→ **Short problem**:
State the number of lines with the string "which" in them, and nothing else.

↓↓↓

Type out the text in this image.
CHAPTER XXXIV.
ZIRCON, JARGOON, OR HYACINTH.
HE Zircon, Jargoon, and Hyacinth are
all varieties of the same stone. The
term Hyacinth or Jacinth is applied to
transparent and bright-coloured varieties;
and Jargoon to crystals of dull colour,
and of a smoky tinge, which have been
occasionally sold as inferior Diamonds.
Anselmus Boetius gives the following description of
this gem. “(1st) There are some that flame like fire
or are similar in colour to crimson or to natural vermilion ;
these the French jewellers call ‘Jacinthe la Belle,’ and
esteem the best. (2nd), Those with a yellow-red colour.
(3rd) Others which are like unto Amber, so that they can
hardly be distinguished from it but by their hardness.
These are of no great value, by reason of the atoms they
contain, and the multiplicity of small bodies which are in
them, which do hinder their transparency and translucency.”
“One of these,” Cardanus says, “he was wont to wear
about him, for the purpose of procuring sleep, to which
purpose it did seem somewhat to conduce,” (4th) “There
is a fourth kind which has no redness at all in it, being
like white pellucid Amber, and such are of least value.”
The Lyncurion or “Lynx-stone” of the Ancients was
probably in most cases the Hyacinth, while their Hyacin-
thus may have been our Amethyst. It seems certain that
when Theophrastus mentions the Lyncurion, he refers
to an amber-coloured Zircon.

↑↑↑

→ **The solution**:
6